**TASK TO CARRY OUT**
Rename "interactable" to "clickable" in everything from the line containing "menu-edit[interactable]: Edit (164, 5, 187, 20)" down to the line containing "dock-app-firefox[interactable] (269, 704, 315, 750)", and return only those lines with nothing else changed.

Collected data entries
_ _ _ _

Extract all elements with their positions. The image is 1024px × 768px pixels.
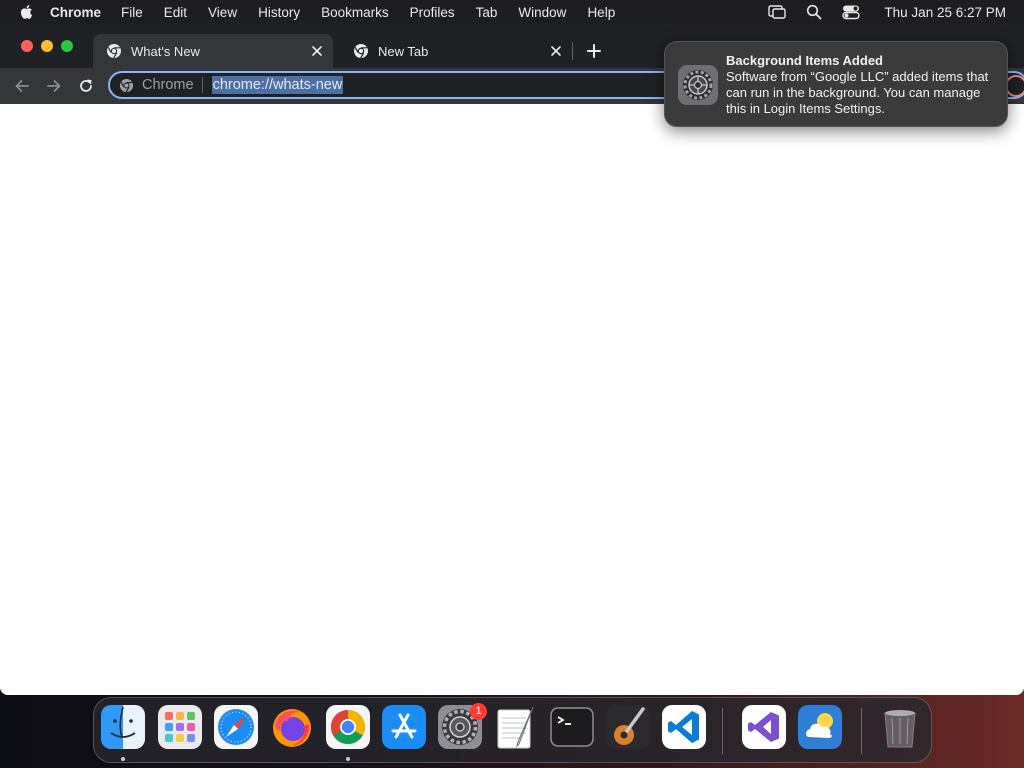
menu-edit[interactable]: Edit (164, 5, 187, 20)
control-center-icon[interactable] (842, 4, 861, 20)
arrow-left-icon (15, 80, 29, 92)
chrome-logo-icon[interactable] (119, 78, 134, 93)
dock-app-terminal[interactable] (549, 704, 595, 750)
close-tab-icon[interactable] (550, 45, 562, 57)
menu-view[interactable]: View (208, 5, 237, 20)
terminal-icon (550, 707, 594, 747)
chrome-favicon-icon (353, 43, 369, 59)
window-close-button[interactable] (21, 40, 33, 52)
dock-app-firefox[interactable] (269, 704, 315, 750)
garageband-guitar-icon (606, 705, 650, 749)
system-settings-gear-icon (678, 65, 718, 105)
vscode-icon (662, 705, 706, 749)
notification-body: Software from “Google LLC” added items t… (726, 69, 989, 116)
dock-app-garageband[interactable] (605, 704, 651, 750)
apple-menu-icon[interactable] (18, 3, 36, 21)
menubar-clock[interactable]: Thu Jan 25 6:27 PM (884, 5, 1006, 20)
chrome-favicon-icon (106, 43, 122, 59)
dock: 1 (93, 697, 932, 763)
dock-app-launchpad[interactable] (157, 704, 203, 750)
page-content-blank (0, 104, 1024, 695)
dock-app-finder[interactable] (100, 704, 146, 750)
dock-app-safari[interactable] (213, 704, 259, 750)
background-items-notification[interactable]: Background Items Added Software from “Go… (664, 41, 1008, 127)
notification-title: Background Items Added (726, 53, 883, 68)
menu-history[interactable]: History (258, 5, 300, 20)
chrome-icon (326, 705, 370, 749)
url-text-selected[interactable]: chrome://whats-new (211, 76, 344, 94)
menu-profiles[interactable]: Profiles (410, 5, 455, 20)
site-chip-label[interactable]: Chrome (142, 77, 194, 93)
omnibox-divider (201, 77, 203, 93)
spotlight-search-icon[interactable] (806, 4, 822, 20)
tab-title: New Tab (378, 43, 429, 59)
menu-window[interactable]: Window (518, 5, 566, 20)
finder-icon (101, 705, 145, 749)
dock-app-weather[interactable] (797, 704, 843, 750)
dock-app-trash[interactable] (877, 704, 923, 750)
new-tab-button[interactable] (584, 41, 604, 61)
reload-button[interactable] (76, 76, 96, 96)
dock-app-app-store[interactable] (381, 704, 427, 750)
tab-new-tab[interactable]: New Tab (340, 34, 572, 68)
safari-compass-icon (214, 705, 258, 749)
running-indicator-finder (121, 757, 125, 761)
trash-icon (884, 710, 916, 748)
tab-separator (572, 42, 573, 60)
dock-app-chrome[interactable] (325, 704, 371, 750)
running-indicator-chrome (346, 757, 350, 761)
dock-app-visual-studio[interactable] (741, 704, 787, 750)
textedit-icon (497, 706, 534, 749)
forward-button[interactable] (44, 76, 64, 96)
close-tab-icon[interactable] (311, 45, 323, 57)
back-button[interactable] (12, 76, 32, 96)
plus-icon (587, 44, 601, 58)
window-zoom-button[interactable] (61, 40, 73, 52)
dock-app-vscode[interactable] (661, 704, 707, 750)
menu-help[interactable]: Help (587, 5, 615, 20)
menu-bookmarks[interactable]: Bookmarks (321, 5, 389, 20)
notification-badge: 1 (470, 703, 487, 720)
menu-tab[interactable]: Tab (476, 5, 498, 20)
app-store-icon (382, 705, 426, 749)
firefox-icon (273, 709, 311, 747)
dock-separator (861, 708, 862, 754)
tab-title: What's New (131, 43, 200, 59)
screen-mirroring-icon[interactable] (768, 4, 787, 20)
dock-app-textedit[interactable] (493, 704, 539, 750)
tab-whats-new[interactable]: What's New (93, 34, 333, 68)
reload-icon (80, 79, 92, 92)
launchpad-icon (158, 705, 202, 749)
window-minimize-button[interactable] (41, 40, 53, 52)
menu-app-name[interactable]: Chrome (50, 5, 101, 20)
weather-cloud-icon (798, 705, 842, 749)
arrow-right-icon (47, 80, 61, 92)
menu-bar: Chrome File Edit View History Bookmarks … (0, 0, 1024, 24)
dock-separator (722, 708, 723, 754)
visual-studio-icon (742, 705, 786, 749)
menu-file[interactable]: File (121, 5, 143, 20)
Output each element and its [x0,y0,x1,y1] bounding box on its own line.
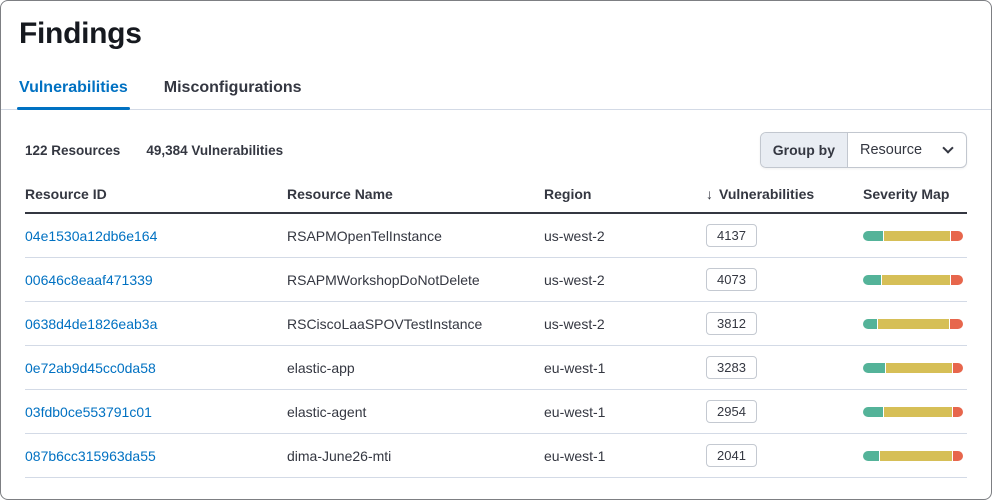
findings-page: Findings Vulnerabilities Misconfiguratio… [0,0,992,500]
chevron-down-icon [942,142,954,154]
resource-id-link[interactable]: 0638d4de1826eab3a [25,316,287,332]
table-row: 087b6cc315963da55 dima-June26-mti eu-west-… [25,434,967,478]
severity-map-cell [863,406,967,417]
severity-segment-low [863,274,881,285]
resource-id-link[interactable]: 0e72ab9d45cc0da58 [25,360,287,376]
vulnerability-count-badge: 2954 [706,400,757,423]
table-row: 0638d4de1826eab3a RSCiscoLaaSPOVTestInsta… [25,302,967,346]
severity-segment-low [863,230,883,241]
resource-name: RSAPMWorkshopDoNotDelete [287,271,480,288]
severity-map-cell [863,274,967,285]
column-header-resource-id[interactable]: Resource ID [25,186,287,202]
severity-segment-medium [885,362,953,373]
resource-id-link[interactable]: 087b6cc315963da55 [25,448,287,464]
region: us-west-2 [544,271,605,288]
severity-map-cell [863,362,967,373]
vulnerabilities-cell: 2954 [706,400,863,423]
page-title: Findings [19,17,142,50]
resource-id-link[interactable]: 00646c8eaaf471339 [25,272,287,288]
column-header-vulnerabilities[interactable]: ↓ Vulnerabilities [706,186,863,202]
summary-stats: 122 Resources 49,384 Vulnerabilities [25,143,283,158]
resource-name: elastic-app [287,359,355,376]
resource-name: RSAPMOpenTelInstance [287,227,442,244]
table-header: Resource ID Resource Name Region ↓ Vulne… [25,186,967,214]
resource-id-link[interactable]: 04e1530a12db6e164 [25,228,287,244]
severity-segment-medium [877,318,950,329]
table-row: 0e72ab9d45cc0da58 elastic-app eu-west-1 328… [25,346,967,390]
vulnerabilities-cell: 4137 [706,224,863,247]
severity-map-bar [863,274,963,285]
resource-name: elastic-agent [287,403,367,420]
group-by-value: Resource [860,142,923,158]
tab-misconfigurations[interactable]: Misconfigurations [164,79,302,109]
severity-segment-medium [881,274,951,285]
severity-segment-critical [951,274,963,285]
severity-segment-medium [883,406,953,417]
region: us-west-2 [544,315,605,332]
column-header-vulnerabilities-label: Vulnerabilities [719,186,815,202]
severity-map-bar [863,230,963,241]
severity-map-bar [863,406,963,417]
group-by-control[interactable]: Group by Resource [759,132,967,168]
vulnerabilities-cell: 3283 [706,356,863,379]
severity-map-cell [863,318,967,329]
group-by-select[interactable]: Resource [848,133,966,167]
tab-vulnerabilities[interactable]: Vulnerabilities [17,79,130,110]
vulnerability-count-badge: 3812 [706,312,757,335]
vulnerabilities-cell: 2041 [706,444,863,467]
sort-arrow-down-icon: ↓ [706,186,713,202]
region: eu-west-1 [544,447,606,464]
table-row: 00646c8eaaf471339 RSAPMWorkshopDoNotDelet… [25,258,967,302]
column-header-resource-name[interactable]: Resource Name [287,186,544,202]
column-header-severity-map[interactable]: Severity Map [863,186,967,202]
severity-segment-low [863,318,877,329]
region: eu-west-1 [544,403,606,420]
resource-name: RSCiscoLaaSPOVTestInstance [287,315,483,332]
region: us-west-2 [544,227,605,244]
severity-segment-critical [953,450,963,461]
vulnerability-count-badge: 2041 [706,444,757,467]
tab-bar: Vulnerabilities Misconfigurations [1,79,991,110]
severity-segment-low [863,450,879,461]
resource-id-link[interactable]: 03fdb0ce553791c01 [25,404,287,420]
severity-segment-critical [950,318,963,329]
severity-segment-medium [883,230,951,241]
severity-segment-medium [879,450,953,461]
severity-map-bar [863,362,963,373]
resources-count: 122 Resources [25,142,121,158]
table-row: 04e1530a12db6e164 RSAPMOpenTelInstance us-… [25,214,967,258]
findings-table: Resource ID Resource Name Region ↓ Vulne… [1,186,991,478]
severity-map-bar [863,318,963,329]
resource-name: dima-June26-mti [287,447,392,464]
severity-segment-critical [953,362,963,373]
group-by-label: Group by [760,133,848,167]
vulnerability-count-badge: 4073 [706,268,757,291]
severity-map-cell [863,450,967,461]
region: eu-west-1 [544,359,606,376]
column-header-region[interactable]: Region [544,186,706,202]
severity-segment-critical [951,230,963,241]
severity-map-bar [863,450,963,461]
table-body: 04e1530a12db6e164 RSAPMOpenTelInstance us-… [1,214,991,478]
severity-segment-low [863,362,885,373]
vulnerability-count-badge: 4137 [706,224,757,247]
vulnerability-count-badge: 3283 [706,356,757,379]
vulnerabilities-count: 49,384 Vulnerabilities [146,142,284,158]
severity-segment-critical [953,406,963,417]
toolbar: 122 Resources 49,384 Vulnerabilities Gro… [1,132,991,168]
table-row: 03fdb0ce553791c01 elastic-agent eu-west-1 2… [25,390,967,434]
vulnerabilities-cell: 3812 [706,312,863,335]
severity-map-cell [863,230,967,241]
vulnerabilities-cell: 4073 [706,268,863,291]
severity-segment-low [863,406,883,417]
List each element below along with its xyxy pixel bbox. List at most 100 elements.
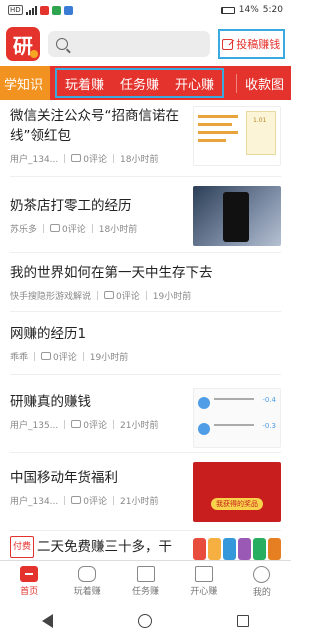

_ _ _ _

**COMPLETE OUTPUT**
menu-edit[clickable]: Edit (164, 5, 187, 20)
control-center-icon[clickable] (842, 4, 861, 20)
arrow-left-icon (15, 80, 29, 92)
chrome-logo-icon[clickable] (119, 78, 134, 93)
dock-app-terminal[clickable] (549, 704, 595, 750)
close-tab-icon[clickable] (550, 45, 562, 57)
menu-view[clickable]: View (208, 5, 237, 20)
terminal-icon (550, 707, 594, 747)
chrome-favicon-icon (353, 43, 369, 59)
window-close-button[clickable] (21, 40, 33, 52)
dock-app-firefox[clickable] (269, 704, 315, 750)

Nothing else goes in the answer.